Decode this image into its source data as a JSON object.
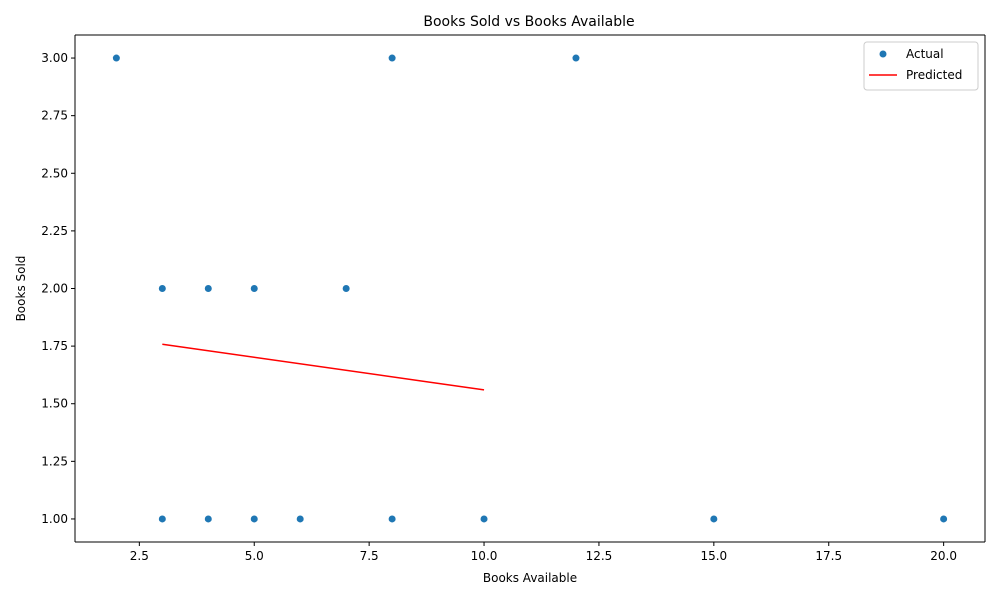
{
  "chart_data": {
    "type": "scatter",
    "title": "Books Sold vs Books Available",
    "xlabel": "Books Available",
    "ylabel": "Books Sold",
    "xlim": [
      1.1,
      20.9
    ],
    "ylim": [
      0.9,
      3.1
    ],
    "xticks": [
      "2.5",
      "5.0",
      "7.5",
      "10.0",
      "12.5",
      "15.0",
      "17.5",
      "20.0"
    ],
    "xtick_values": [
      2.5,
      5.0,
      7.5,
      10.0,
      12.5,
      15.0,
      17.5,
      20.0
    ],
    "yticks": [
      "1.00",
      "1.25",
      "1.50",
      "1.75",
      "2.00",
      "2.25",
      "2.50",
      "2.75",
      "3.00"
    ],
    "ytick_values": [
      1.0,
      1.25,
      1.5,
      1.75,
      2.0,
      2.25,
      2.5,
      2.75,
      3.0
    ],
    "grid": false,
    "legend_position": "top-right",
    "series": [
      {
        "name": "Actual",
        "kind": "scatter",
        "color": "#1f77b4",
        "points": [
          {
            "x": 2,
            "y": 3
          },
          {
            "x": 8,
            "y": 3
          },
          {
            "x": 12,
            "y": 3
          },
          {
            "x": 3,
            "y": 2
          },
          {
            "x": 4,
            "y": 2
          },
          {
            "x": 5,
            "y": 2
          },
          {
            "x": 7,
            "y": 2
          },
          {
            "x": 3,
            "y": 1
          },
          {
            "x": 4,
            "y": 1
          },
          {
            "x": 5,
            "y": 1
          },
          {
            "x": 6,
            "y": 1
          },
          {
            "x": 8,
            "y": 1
          },
          {
            "x": 10,
            "y": 1
          },
          {
            "x": 15,
            "y": 1
          },
          {
            "x": 20,
            "y": 1
          }
        ]
      },
      {
        "name": "Predicted",
        "kind": "line",
        "color": "#ff0000",
        "points": [
          {
            "x": 3,
            "y": 1.758
          },
          {
            "x": 10,
            "y": 1.56
          }
        ]
      }
    ]
  }
}
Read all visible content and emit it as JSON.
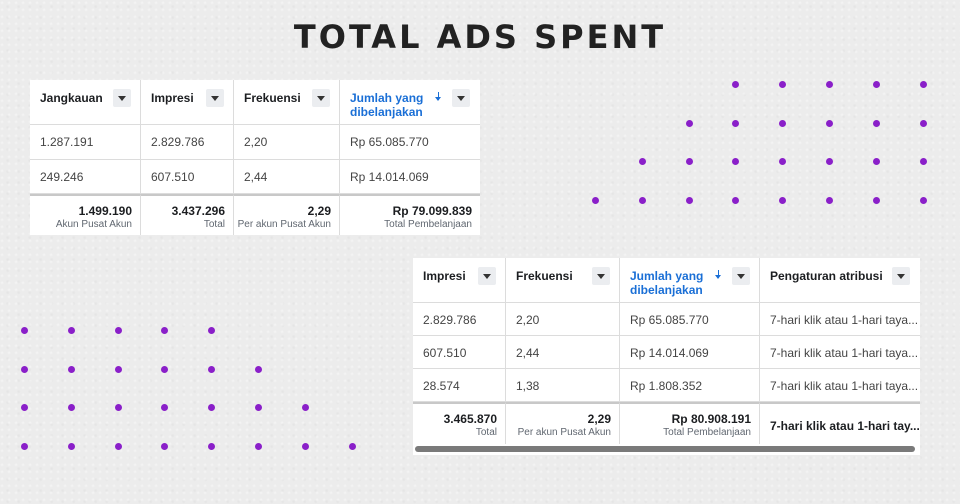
{
  "title": "TOTAL ADS SPENT",
  "table1": {
    "headers": [
      "Jangkauan",
      "Impresi",
      "Frekuensi",
      "Jumlah yang dibelanjakan"
    ],
    "rows": [
      [
        "1.287.191",
        "2.829.786",
        "2,20",
        "Rp 65.085.770"
      ],
      [
        "249.246",
        "607.510",
        "2,44",
        "Rp 14.014.069"
      ]
    ],
    "totals": [
      {
        "value": "1.499.190",
        "label": "Akun Pusat Akun"
      },
      {
        "value": "3.437.296",
        "label": "Total"
      },
      {
        "value": "2,29",
        "label": "Per akun Pusat Akun"
      },
      {
        "value": "Rp 79.099.839",
        "label": "Total Pembelanjaan"
      }
    ]
  },
  "table2": {
    "headers": [
      "Impresi",
      "Frekuensi",
      "Jumlah yang dibelanjakan",
      "Pengaturan atribusi"
    ],
    "rows": [
      [
        "2.829.786",
        "2,20",
        "Rp 65.085.770",
        "7-hari klik atau 1-hari taya..."
      ],
      [
        "607.510",
        "2,44",
        "Rp 14.014.069",
        "7-hari klik atau 1-hari taya..."
      ],
      [
        "28.574",
        "1,38",
        "Rp 1.808.352",
        "7-hari klik atau 1-hari taya..."
      ]
    ],
    "totals": [
      {
        "value": "3.465.870",
        "label": "Total"
      },
      {
        "value": "2,29",
        "label": "Per akun Pusat Akun"
      },
      {
        "value": "Rp 80.908.191",
        "label": "Total Pembelanjaan"
      },
      {
        "value": "7-hari klik atau 1-hari tay..."
      }
    ]
  }
}
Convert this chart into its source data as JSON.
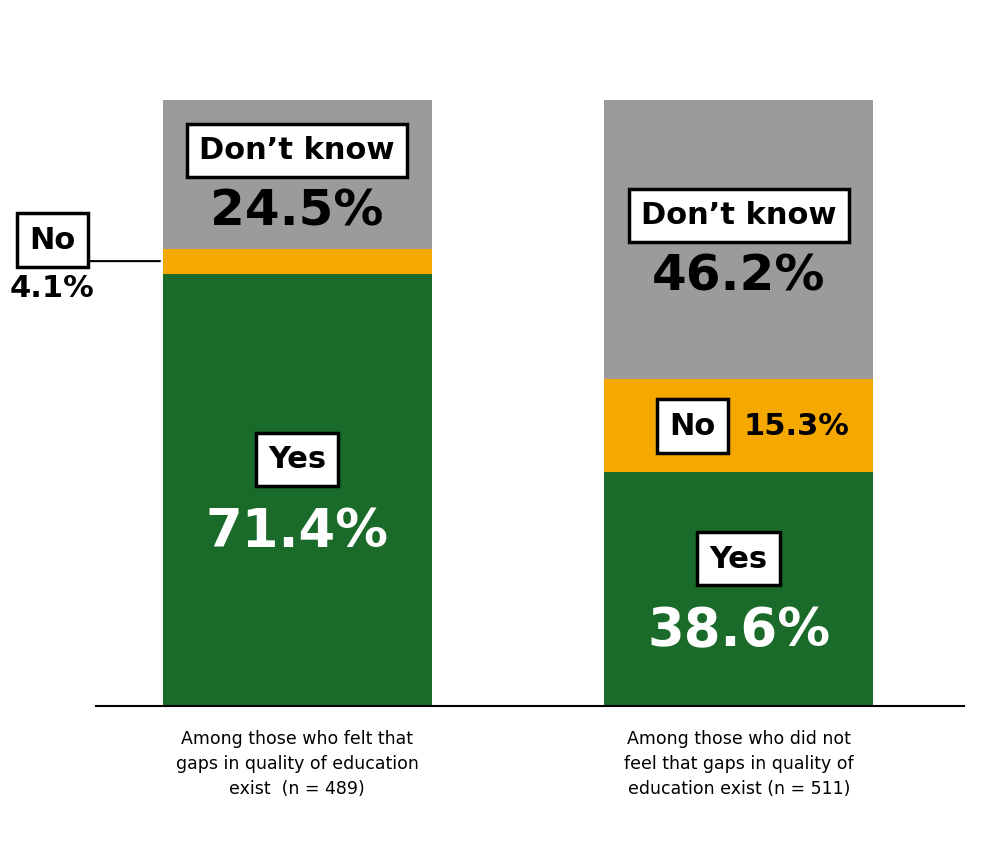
{
  "bars": [
    {
      "label": "Among those who felt that\ngaps in quality of education\nexist  (n = 489)",
      "yes": 71.4,
      "no": 4.1,
      "dont_know": 24.5
    },
    {
      "label": "Among those who did not\nfeel that gaps in quality of\neducation exist (n = 511)",
      "yes": 38.6,
      "no": 15.3,
      "dont_know": 46.2
    }
  ],
  "colors": {
    "yes": "#1a6b2a",
    "no": "#f5a800",
    "dont_know": "#9b9b9b"
  },
  "bar_width": 0.28,
  "bar_positions": [
    0.27,
    0.73
  ],
  "background_color": "#ffffff",
  "label_fontsize": 12.5,
  "pct_fontsize": 38,
  "category_fontsize": 22,
  "pct_small_fontsize": 22,
  "dk_pct_fontsize": 36,
  "ylim_max": 115,
  "ylim_min": -22
}
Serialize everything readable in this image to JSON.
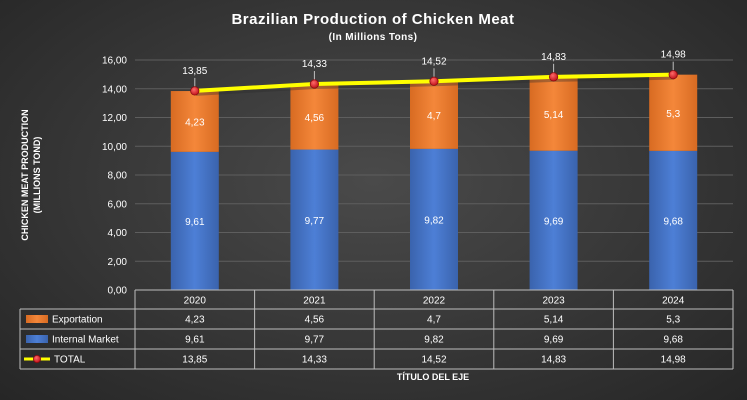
{
  "chart_data": {
    "type": "bar",
    "stacked": true,
    "title": "Brazilian Production of Chicken Meat",
    "subtitle": "(In Millions Tons)",
    "ylabel_line1": "CHICKEN MEAT PRODUCTION",
    "ylabel_line2": "(MILLIONS TOND)",
    "xlabel": "TÍTULO DEL EJE",
    "ylim": [
      0,
      16
    ],
    "ytick_labels": [
      "0,00",
      "2,00",
      "4,00",
      "6,00",
      "8,00",
      "10,00",
      "12,00",
      "14,00",
      "16,00"
    ],
    "categories": [
      "2020",
      "2021",
      "2022",
      "2023",
      "2024"
    ],
    "series": [
      {
        "name": "Internal Market",
        "type": "bar",
        "color": "#4472c4",
        "values": [
          9.61,
          9.77,
          9.82,
          9.69,
          9.68
        ],
        "labels": [
          "9,61",
          "9,77",
          "9,82",
          "9,69",
          "9,68"
        ]
      },
      {
        "name": "Exportation",
        "type": "bar",
        "color": "#ed7d31",
        "values": [
          4.23,
          4.56,
          4.7,
          5.14,
          5.3
        ],
        "labels": [
          "4,23",
          "4,56",
          "4,7",
          "5,14",
          "5,3"
        ]
      },
      {
        "name": "TOTAL",
        "type": "line",
        "color": "#ffff00",
        "marker_color": "#e8232a",
        "values": [
          13.85,
          14.33,
          14.52,
          14.83,
          14.98
        ],
        "labels": [
          "13,85",
          "14,33",
          "14,52",
          "14,83",
          "14,98"
        ]
      }
    ],
    "data_table": {
      "rows": [
        {
          "name": "Exportation",
          "legend": "bar",
          "color": "#ed7d31",
          "cells": [
            "4,23",
            "4,56",
            "4,7",
            "5,14",
            "5,3"
          ]
        },
        {
          "name": "Internal Market",
          "legend": "bar",
          "color": "#4472c4",
          "cells": [
            "9,61",
            "9,77",
            "9,82",
            "9,69",
            "9,68"
          ]
        },
        {
          "name": "TOTAL",
          "legend": "line",
          "color": "#ffff00",
          "cells": [
            "13,85",
            "14,33",
            "14,52",
            "14,83",
            "14,98"
          ]
        }
      ]
    }
  }
}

SHORT PROBLEM: Restate the data above exactly, stripping out each image.

EXERCISE RESPONSE:
Decode this image into its source data as a JSON object.
{
  "chart_data": {
    "type": "scatter",
    "title": "Books Sold vs Books Available",
    "xlabel": "Books Available",
    "ylabel": "Books Sold",
    "xlim": [
      1.1,
      20.9
    ],
    "ylim": [
      0.9,
      3.1
    ],
    "xticks": [
      "2.5",
      "5.0",
      "7.5",
      "10.0",
      "12.5",
      "15.0",
      "17.5",
      "20.0"
    ],
    "xtick_values": [
      2.5,
      5.0,
      7.5,
      10.0,
      12.5,
      15.0,
      17.5,
      20.0
    ],
    "yticks": [
      "1.00",
      "1.25",
      "1.50",
      "1.75",
      "2.00",
      "2.25",
      "2.50",
      "2.75",
      "3.00"
    ],
    "ytick_values": [
      1.0,
      1.25,
      1.5,
      1.75,
      2.0,
      2.25,
      2.5,
      2.75,
      3.0
    ],
    "grid": false,
    "legend_position": "top-right",
    "series": [
      {
        "name": "Actual",
        "kind": "scatter",
        "color": "#1f77b4",
        "points": [
          {
            "x": 2,
            "y": 3
          },
          {
            "x": 8,
            "y": 3
          },
          {
            "x": 12,
            "y": 3
          },
          {
            "x": 3,
            "y": 2
          },
          {
            "x": 4,
            "y": 2
          },
          {
            "x": 5,
            "y": 2
          },
          {
            "x": 7,
            "y": 2
          },
          {
            "x": 3,
            "y": 1
          },
          {
            "x": 4,
            "y": 1
          },
          {
            "x": 5,
            "y": 1
          },
          {
            "x": 6,
            "y": 1
          },
          {
            "x": 8,
            "y": 1
          },
          {
            "x": 10,
            "y": 1
          },
          {
            "x": 15,
            "y": 1
          },
          {
            "x": 20,
            "y": 1
          }
        ]
      },
      {
        "name": "Predicted",
        "kind": "line",
        "color": "#ff0000",
        "points": [
          {
            "x": 3,
            "y": 1.758
          },
          {
            "x": 10,
            "y": 1.56
          }
        ]
      }
    ]
  }
}
Read all visible content and emit it as JSON.
{
  "title": "TOTAL ADS SPENT",
  "table1": {
    "headers": [
      "Jangkauan",
      "Impresi",
      "Frekuensi",
      "Jumlah yang dibelanjakan"
    ],
    "rows": [
      [
        "1.287.191",
        "2.829.786",
        "2,20",
        "Rp 65.085.770"
      ],
      [
        "249.246",
        "607.510",
        "2,44",
        "Rp 14.014.069"
      ]
    ],
    "totals": [
      {
        "value": "1.499.190",
        "label": "Akun Pusat Akun"
      },
      {
        "value": "3.437.296",
        "label": "Total"
      },
      {
        "value": "2,29",
        "label": "Per akun Pusat Akun"
      },
      {
        "value": "Rp 79.099.839",
        "label": "Total Pembelanjaan"
      }
    ]
  },
  "table2": {
    "headers": [
      "Impresi",
      "Frekuensi",
      "Jumlah yang dibelanjakan",
      "Pengaturan atribusi"
    ],
    "rows": [
      [
        "2.829.786",
        "2,20",
        "Rp 65.085.770",
        "7-hari klik atau 1-hari taya..."
      ],
      [
        "607.510",
        "2,44",
        "Rp 14.014.069",
        "7-hari klik atau 1-hari taya..."
      ],
      [
        "28.574",
        "1,38",
        "Rp 1.808.352",
        "7-hari klik atau 1-hari taya..."
      ]
    ],
    "totals": [
      {
        "value": "3.465.870",
        "label": "Total"
      },
      {
        "value": "2,29",
        "label": "Per akun Pusat Akun"
      },
      {
        "value": "Rp 80.908.191",
        "label": "Total Pembelanjaan"
      },
      {
        "value": "7-hari klik atau 1-hari tay..."
      }
    ]
  }
}
Convert this chart into its source data as JSON.
{
  "bars": [
    {
      "label": "Among those who felt that\ngaps in quality of education\nexist  (n = 489)",
      "yes": 71.4,
      "no": 4.1,
      "dont_know": 24.5
    },
    {
      "label": "Among those who did not\nfeel that gaps in quality of\neducation exist (n = 511)",
      "yes": 38.6,
      "no": 15.3,
      "dont_know": 46.2
    }
  ],
  "colors": {
    "yes": "#1a6b2a",
    "no": "#f5a800",
    "dont_know": "#9b9b9b"
  },
  "bar_width": 0.28,
  "bar_positions": [
    0.27,
    0.73
  ],
  "background_color": "#ffffff",
  "label_fontsize": 12.5,
  "pct_fontsize": 38,
  "category_fontsize": 22,
  "pct_small_fontsize": 22,
  "dk_pct_fontsize": 36,
  "ylim_max": 115,
  "ylim_min": -22
}
Serialize everything readable in this image to JSON.
{
  "chart_data": {
    "type": "bar",
    "stacked": true,
    "title": "Brazilian Production of Chicken Meat",
    "subtitle": "(In Millions Tons)",
    "ylabel_line1": "CHICKEN MEAT PRODUCTION",
    "ylabel_line2": "(MILLIONS TOND)",
    "xlabel": "TÍTULO DEL EJE",
    "ylim": [
      0,
      16
    ],
    "ytick_labels": [
      "0,00",
      "2,00",
      "4,00",
      "6,00",
      "8,00",
      "10,00",
      "12,00",
      "14,00",
      "16,00"
    ],
    "categories": [
      "2020",
      "2021",
      "2022",
      "2023",
      "2024"
    ],
    "series": [
      {
        "name": "Internal Market",
        "type": "bar",
        "color": "#4472c4",
        "values": [
          9.61,
          9.77,
          9.82,
          9.69,
          9.68
        ],
        "labels": [
          "9,61",
          "9,77",
          "9,82",
          "9,69",
          "9,68"
        ]
      },
      {
        "name": "Exportation",
        "type": "bar",
        "color": "#ed7d31",
        "values": [
          4.23,
          4.56,
          4.7,
          5.14,
          5.3
        ],
        "labels": [
          "4,23",
          "4,56",
          "4,7",
          "5,14",
          "5,3"
        ]
      },
      {
        "name": "TOTAL",
        "type": "line",
        "color": "#ffff00",
        "marker_color": "#e8232a",
        "values": [
          13.85,
          14.33,
          14.52,
          14.83,
          14.98
        ],
        "labels": [
          "13,85",
          "14,33",
          "14,52",
          "14,83",
          "14,98"
        ]
      }
    ],
    "data_table": {
      "rows": [
        {
          "name": "Exportation",
          "legend": "bar",
          "color": "#ed7d31",
          "cells": [
            "4,23",
            "4,56",
            "4,7",
            "5,14",
            "5,3"
          ]
        },
        {
          "name": "Internal Market",
          "legend": "bar",
          "color": "#4472c4",
          "cells": [
            "9,61",
            "9,77",
            "9,82",
            "9,69",
            "9,68"
          ]
        },
        {
          "name": "TOTAL",
          "legend": "line",
          "color": "#ffff00",
          "cells": [
            "13,85",
            "14,33",
            "14,52",
            "14,83",
            "14,98"
          ]
        }
      ]
    }
  }
}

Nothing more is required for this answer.